• _Short exercise_
Lift every line from the entries that includes the word "больше".

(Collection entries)

------------------------------------------------

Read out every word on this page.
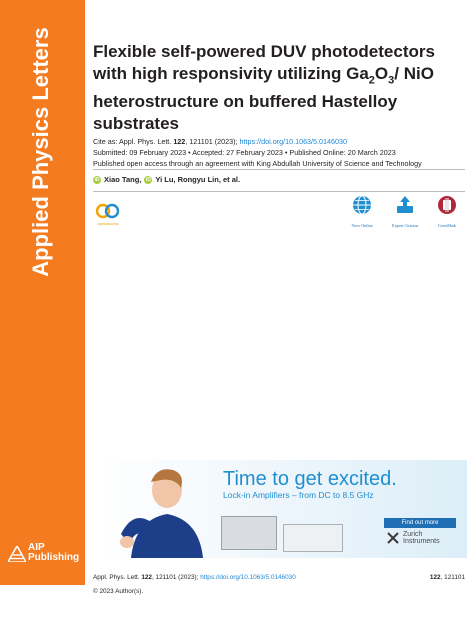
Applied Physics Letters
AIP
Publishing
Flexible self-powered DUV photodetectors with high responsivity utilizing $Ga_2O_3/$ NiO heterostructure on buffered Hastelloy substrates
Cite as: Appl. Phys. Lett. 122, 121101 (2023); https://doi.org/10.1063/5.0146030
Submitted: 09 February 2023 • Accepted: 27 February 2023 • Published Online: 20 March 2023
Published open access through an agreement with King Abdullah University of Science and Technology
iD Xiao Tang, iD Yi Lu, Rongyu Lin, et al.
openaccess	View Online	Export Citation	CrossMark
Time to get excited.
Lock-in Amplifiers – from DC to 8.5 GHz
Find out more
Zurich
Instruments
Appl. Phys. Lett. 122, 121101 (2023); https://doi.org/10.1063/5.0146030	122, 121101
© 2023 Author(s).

------------------------------------------------

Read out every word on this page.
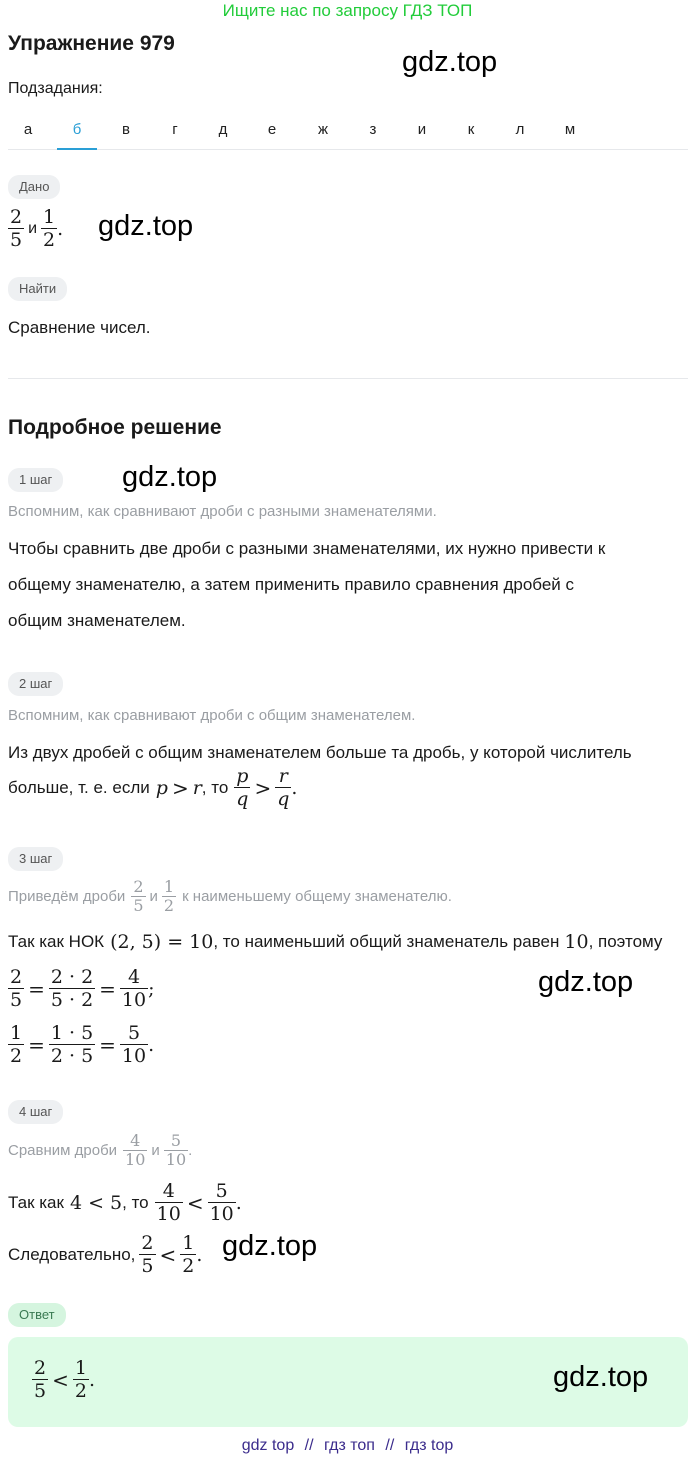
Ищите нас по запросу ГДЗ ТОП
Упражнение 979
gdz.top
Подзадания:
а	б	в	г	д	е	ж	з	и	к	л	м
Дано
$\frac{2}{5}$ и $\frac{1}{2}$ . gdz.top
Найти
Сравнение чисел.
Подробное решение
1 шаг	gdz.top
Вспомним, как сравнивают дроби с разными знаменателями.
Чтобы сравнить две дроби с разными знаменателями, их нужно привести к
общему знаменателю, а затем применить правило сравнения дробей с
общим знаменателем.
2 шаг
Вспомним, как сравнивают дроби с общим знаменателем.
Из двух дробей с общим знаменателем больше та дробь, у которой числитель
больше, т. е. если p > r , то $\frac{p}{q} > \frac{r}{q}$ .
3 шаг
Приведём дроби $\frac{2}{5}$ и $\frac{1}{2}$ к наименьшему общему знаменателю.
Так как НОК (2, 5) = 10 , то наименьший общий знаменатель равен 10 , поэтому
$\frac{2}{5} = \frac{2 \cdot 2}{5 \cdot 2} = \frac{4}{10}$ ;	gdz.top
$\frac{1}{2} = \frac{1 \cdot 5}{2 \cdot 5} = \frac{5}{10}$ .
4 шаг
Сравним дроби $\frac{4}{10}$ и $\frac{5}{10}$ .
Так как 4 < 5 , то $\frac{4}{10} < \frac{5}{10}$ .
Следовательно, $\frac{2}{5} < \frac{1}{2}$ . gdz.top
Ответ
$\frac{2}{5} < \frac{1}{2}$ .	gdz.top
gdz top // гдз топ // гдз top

------------------------------------------------

• _Response to the task_
Из двух дробей с общим знаменателем больше та дробь, у которой числитель
больше, т. е. если p > r , то $\frac{p}{q} > \frac{r}{q}$ .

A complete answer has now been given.